(Collected data entries)
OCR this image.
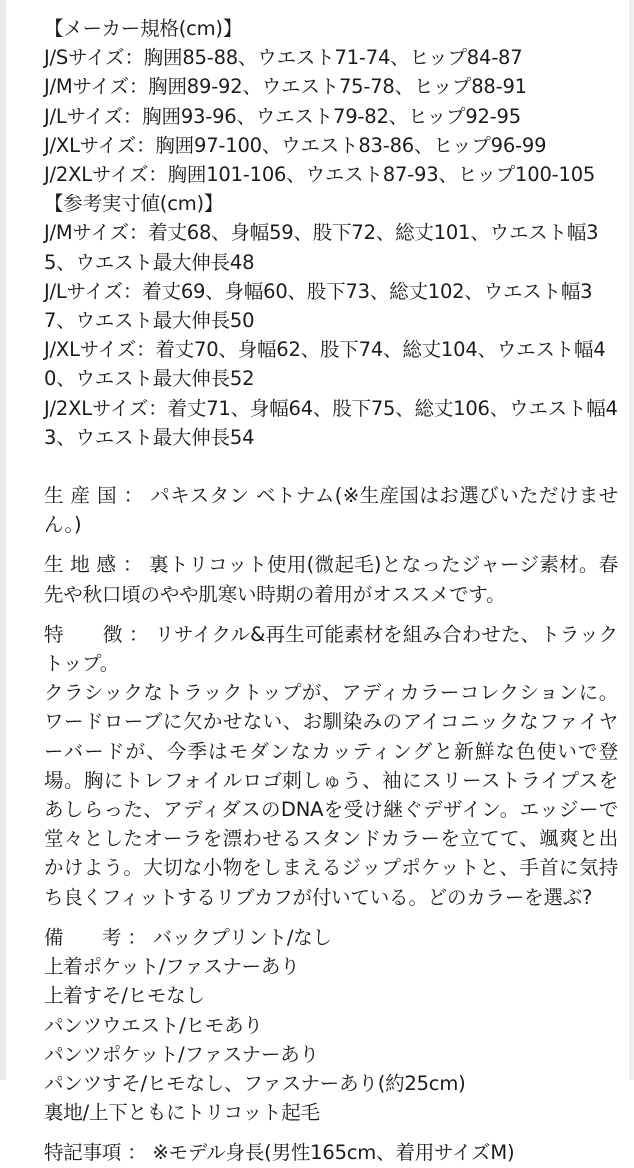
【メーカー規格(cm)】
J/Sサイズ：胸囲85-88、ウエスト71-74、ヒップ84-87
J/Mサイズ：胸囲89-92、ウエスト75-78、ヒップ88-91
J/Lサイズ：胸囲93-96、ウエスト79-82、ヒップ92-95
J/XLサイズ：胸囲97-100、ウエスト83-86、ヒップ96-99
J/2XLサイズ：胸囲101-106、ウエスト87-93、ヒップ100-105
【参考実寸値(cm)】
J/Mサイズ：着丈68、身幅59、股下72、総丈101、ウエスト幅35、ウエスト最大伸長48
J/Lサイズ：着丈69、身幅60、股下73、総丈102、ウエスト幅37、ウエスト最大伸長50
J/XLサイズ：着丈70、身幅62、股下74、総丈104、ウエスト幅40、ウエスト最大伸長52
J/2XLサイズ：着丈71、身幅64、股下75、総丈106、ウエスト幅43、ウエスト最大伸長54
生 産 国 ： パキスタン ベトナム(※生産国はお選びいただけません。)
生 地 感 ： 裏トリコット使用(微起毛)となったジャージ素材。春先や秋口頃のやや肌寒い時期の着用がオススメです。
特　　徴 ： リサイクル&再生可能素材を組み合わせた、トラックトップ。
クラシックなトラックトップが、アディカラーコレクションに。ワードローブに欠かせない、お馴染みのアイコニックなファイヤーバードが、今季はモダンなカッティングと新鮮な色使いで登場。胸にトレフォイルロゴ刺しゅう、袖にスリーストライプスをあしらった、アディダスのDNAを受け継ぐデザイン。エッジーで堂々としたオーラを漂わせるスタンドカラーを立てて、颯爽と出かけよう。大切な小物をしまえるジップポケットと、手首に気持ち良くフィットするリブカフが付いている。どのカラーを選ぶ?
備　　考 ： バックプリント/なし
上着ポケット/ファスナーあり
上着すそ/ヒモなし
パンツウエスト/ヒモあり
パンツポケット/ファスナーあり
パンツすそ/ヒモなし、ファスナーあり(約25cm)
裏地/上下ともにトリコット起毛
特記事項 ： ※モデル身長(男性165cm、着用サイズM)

◆ EXERCISE OBJECTIVE
Retype the whole listing exactly and leave the pictures out.

◆ ANSWER TO THE EXERCISE
OCR this image.
【メーカー規格(cm)】
J/Sサイズ：胸囲85-88、ウエスト71-74、ヒップ84-87
J/Mサイズ：胸囲89-92、ウエスト75-78、ヒップ88-91
J/Lサイズ：胸囲93-96、ウエスト79-82、ヒップ92-95
J/XLサイズ：胸囲97-100、ウエスト83-86、ヒップ96-99
J/2XLサイズ：胸囲101-106、ウエスト87-93、ヒップ100-105
【参考実寸値(cm)】
J/Mサイズ：着丈68、身幅59、股下72、総丈101、ウエスト幅35、ウエスト最大伸長48
J/Lサイズ：着丈69、身幅60、股下73、総丈102、ウエスト幅37、ウエスト最大伸長50
J/XLサイズ：着丈70、身幅62、股下74、総丈104、ウエスト幅40、ウエスト最大伸長52
J/2XLサイズ：着丈71、身幅64、股下75、総丈106、ウエスト幅43、ウエスト最大伸長54
生 産 国 ： パキスタン ベトナム(※生産国はお選びいただけません。)
生 地 感 ： 裏トリコット使用(微起毛)となったジャージ素材。春先や秋口頃のやや肌寒い時期の着用がオススメです。
特　　徴 ： リサイクル&再生可能素材を組み合わせた、トラックトップ。
クラシックなトラックトップが、アディカラーコレクションに。ワードローブに欠かせない、お馴染みのアイコニックなファイヤーバードが、今季はモダンなカッティングと新鮮な色使いで登場。胸にトレフォイルロゴ刺しゅう、袖にスリーストライプスをあしらった、アディダスのDNAを受け継ぐデザイン。エッジーで堂々としたオーラを漂わせるスタンドカラーを立てて、颯爽と出かけよう。大切な小物をしまえるジップポケットと、手首に気持ち良くフィットするリブカフが付いている。どのカラーを選ぶ?
備　　考 ： バックプリント/なし
上着ポケット/ファスナーあり
上着すそ/ヒモなし
パンツウエスト/ヒモあり
パンツポケット/ファスナーあり
パンツすそ/ヒモなし、ファスナーあり(約25cm)
裏地/上下ともにトリコット起毛
特記事項 ： ※モデル身長(男性165cm、着用サイズM)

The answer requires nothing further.